Below are the records; copy each line in them that holds the word "Move".

[Items from a dataset]
· · ·
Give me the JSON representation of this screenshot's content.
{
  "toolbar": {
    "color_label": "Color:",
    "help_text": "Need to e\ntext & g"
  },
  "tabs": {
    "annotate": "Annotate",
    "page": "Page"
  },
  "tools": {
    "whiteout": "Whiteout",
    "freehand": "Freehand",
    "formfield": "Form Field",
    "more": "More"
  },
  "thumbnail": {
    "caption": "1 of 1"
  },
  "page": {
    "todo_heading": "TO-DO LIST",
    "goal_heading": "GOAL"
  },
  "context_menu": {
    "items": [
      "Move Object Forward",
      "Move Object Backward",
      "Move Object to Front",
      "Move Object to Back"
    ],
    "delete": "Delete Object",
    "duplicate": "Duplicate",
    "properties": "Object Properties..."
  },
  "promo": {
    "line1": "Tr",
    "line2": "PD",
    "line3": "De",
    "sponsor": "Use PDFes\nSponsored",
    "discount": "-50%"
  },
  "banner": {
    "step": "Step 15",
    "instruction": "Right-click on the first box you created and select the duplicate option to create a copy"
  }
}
· · ·
● **EXPECTED ANSWER**
      "Move Object Forward",
      "Move Object Backward",
      "Move Object to Front",
      "Move Object to Back"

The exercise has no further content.